> _Supplied material_
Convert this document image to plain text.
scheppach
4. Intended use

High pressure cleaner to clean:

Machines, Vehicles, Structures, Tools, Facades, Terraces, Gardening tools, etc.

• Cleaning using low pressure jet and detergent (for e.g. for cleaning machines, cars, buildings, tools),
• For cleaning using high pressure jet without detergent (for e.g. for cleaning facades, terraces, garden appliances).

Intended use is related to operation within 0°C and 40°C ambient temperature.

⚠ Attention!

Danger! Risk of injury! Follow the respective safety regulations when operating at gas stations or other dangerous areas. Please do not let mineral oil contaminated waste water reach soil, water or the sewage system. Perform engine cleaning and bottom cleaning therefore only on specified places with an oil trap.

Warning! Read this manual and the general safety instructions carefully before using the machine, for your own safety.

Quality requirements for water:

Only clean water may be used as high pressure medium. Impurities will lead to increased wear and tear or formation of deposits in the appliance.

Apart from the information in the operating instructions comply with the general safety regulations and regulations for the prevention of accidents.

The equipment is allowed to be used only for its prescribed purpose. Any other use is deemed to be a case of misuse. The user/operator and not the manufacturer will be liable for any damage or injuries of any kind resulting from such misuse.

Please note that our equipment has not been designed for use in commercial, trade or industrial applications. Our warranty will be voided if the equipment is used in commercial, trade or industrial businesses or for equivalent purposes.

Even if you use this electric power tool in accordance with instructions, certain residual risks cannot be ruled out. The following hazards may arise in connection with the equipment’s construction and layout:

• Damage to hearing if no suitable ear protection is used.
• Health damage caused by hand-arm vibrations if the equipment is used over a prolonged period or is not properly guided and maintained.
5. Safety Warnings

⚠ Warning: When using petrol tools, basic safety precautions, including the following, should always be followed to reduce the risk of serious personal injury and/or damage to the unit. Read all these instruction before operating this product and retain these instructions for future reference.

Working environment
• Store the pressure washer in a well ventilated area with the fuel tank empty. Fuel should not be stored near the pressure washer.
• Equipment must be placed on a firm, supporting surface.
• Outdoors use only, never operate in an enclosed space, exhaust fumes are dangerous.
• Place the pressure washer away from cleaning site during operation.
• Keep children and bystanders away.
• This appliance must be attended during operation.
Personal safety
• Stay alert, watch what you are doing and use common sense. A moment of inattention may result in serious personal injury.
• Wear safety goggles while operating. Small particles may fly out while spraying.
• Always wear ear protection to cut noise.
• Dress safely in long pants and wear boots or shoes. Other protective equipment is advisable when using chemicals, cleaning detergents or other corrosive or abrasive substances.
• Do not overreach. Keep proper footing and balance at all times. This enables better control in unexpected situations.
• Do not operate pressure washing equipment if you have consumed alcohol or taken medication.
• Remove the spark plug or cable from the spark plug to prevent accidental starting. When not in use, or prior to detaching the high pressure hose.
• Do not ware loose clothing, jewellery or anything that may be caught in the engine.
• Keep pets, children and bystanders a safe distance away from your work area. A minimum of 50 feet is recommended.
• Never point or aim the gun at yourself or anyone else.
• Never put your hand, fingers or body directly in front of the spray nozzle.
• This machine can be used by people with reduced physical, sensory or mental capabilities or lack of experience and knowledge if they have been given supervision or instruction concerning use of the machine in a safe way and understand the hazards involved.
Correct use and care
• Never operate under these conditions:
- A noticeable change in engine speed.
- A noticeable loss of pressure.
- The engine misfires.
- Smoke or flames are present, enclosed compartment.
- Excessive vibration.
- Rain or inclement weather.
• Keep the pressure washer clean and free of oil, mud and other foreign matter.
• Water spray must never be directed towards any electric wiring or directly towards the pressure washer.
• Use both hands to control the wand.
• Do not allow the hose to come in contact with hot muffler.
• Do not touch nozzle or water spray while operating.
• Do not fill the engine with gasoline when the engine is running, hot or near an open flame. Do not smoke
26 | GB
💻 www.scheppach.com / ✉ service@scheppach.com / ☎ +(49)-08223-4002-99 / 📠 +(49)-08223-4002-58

> _What the task asks_
Copy the material above verbatim.

> _Complete answer_
Convert this document image to plain text.
scheppach
4. Intended use

High pressure cleaner to clean:

Machines, Vehicles, Structures, Tools, Facades, Terraces, Gardening tools, etc.

• Cleaning using low pressure jet and detergent (for e.g. for cleaning machines, cars, buildings, tools),
• For cleaning using high pressure jet without detergent (for e.g. for cleaning facades, terraces, garden appliances).

Intended use is related to operation within 0°C and 40°C ambient temperature.

⚠ Attention!

Danger! Risk of injury! Follow the respective safety regulations when operating at gas stations or other dangerous areas. Please do not let mineral oil contaminated waste water reach soil, water or the sewage system. Perform engine cleaning and bottom cleaning therefore only on specified places with an oil trap.

Warning! Read this manual and the general safety instructions carefully before using the machine, for your own safety.

Quality requirements for water:

Only clean water may be used as high pressure medium. Impurities will lead to increased wear and tear or formation of deposits in the appliance.

Apart from the information in the operating instructions comply with the general safety regulations and regulations for the prevention of accidents.

The equipment is allowed to be used only for its prescribed purpose. Any other use is deemed to be a case of misuse. The user/operator and not the manufacturer will be liable for any damage or injuries of any kind resulting from such misuse.

Please note that our equipment has not been designed for use in commercial, trade or industrial applications. Our warranty will be voided if the equipment is used in commercial, trade or industrial businesses or for equivalent purposes.

Even if you use this electric power tool in accordance with instructions, certain residual risks cannot be ruled out. The following hazards may arise in connection with the equipment’s construction and layout:

• Damage to hearing if no suitable ear protection is used.
• Health damage caused by hand-arm vibrations if the equipment is used over a prolonged period or is not properly guided and maintained.
5. Safety Warnings

⚠ Warning: When using petrol tools, basic safety precautions, including the following, should always be followed to reduce the risk of serious personal injury and/or damage to the unit. Read all these instruction before operating this product and retain these instructions for future reference.

Working environment
• Store the pressure washer in a well ventilated area with the fuel tank empty. Fuel should not be stored near the pressure washer.
• Equipment must be placed on a firm, supporting surface.
• Outdoors use only, never operate in an enclosed space, exhaust fumes are dangerous.
• Place the pressure washer away from cleaning site during operation.
• Keep children and bystanders away.
• This appliance must be attended during operation.
Personal safety
• Stay alert, watch what you are doing and use common sense. A moment of inattention may result in serious personal injury.
• Wear safety goggles while operating. Small particles may fly out while spraying.
• Always wear ear protection to cut noise.
• Dress safely in long pants and wear boots or shoes. Other protective equipment is advisable when using chemicals, cleaning detergents or other corrosive or abrasive substances.
• Do not overreach. Keep proper footing and balance at all times. This enables better control in unexpected situations.
• Do not operate pressure washing equipment if you have consumed alcohol or taken medication.
• Remove the spark plug or cable from the spark plug to prevent accidental starting. When not in use, or prior to detaching the high pressure hose.
• Do not ware loose clothing, jewellery or anything that may be caught in the engine.
• Keep pets, children and bystanders a safe distance away from your work area. A minimum of 50 feet is recommended.
• Never point or aim the gun at yourself or anyone else.
• Never put your hand, fingers or body directly in front of the spray nozzle.
• This machine can be used by people with reduced physical, sensory or mental capabilities or lack of experience and knowledge if they have been given supervision or instruction concerning use of the machine in a safe way and understand the hazards involved.
Correct use and care
• Never operate under these conditions:
- A noticeable change in engine speed.
- A noticeable loss of pressure.
- The engine misfires.
- Smoke or flames are present, enclosed compartment.
- Excessive vibration.
- Rain or inclement weather.
• Keep the pressure washer clean and free of oil, mud and other foreign matter.
• Water spray must never be directed towards any electric wiring or directly towards the pressure washer.
• Use both hands to control the wand.
• Do not allow the hose to come in contact with hot muffler.
• Do not touch nozzle or water spray while operating.
• Do not fill the engine with gasoline when the engine is running, hot or near an open flame. Do not smoke
26 | GB
💻 www.scheppach.com / ✉ service@scheppach.com / ☎ +(49)-08223-4002-99 / 📠 +(49)-08223-4002-58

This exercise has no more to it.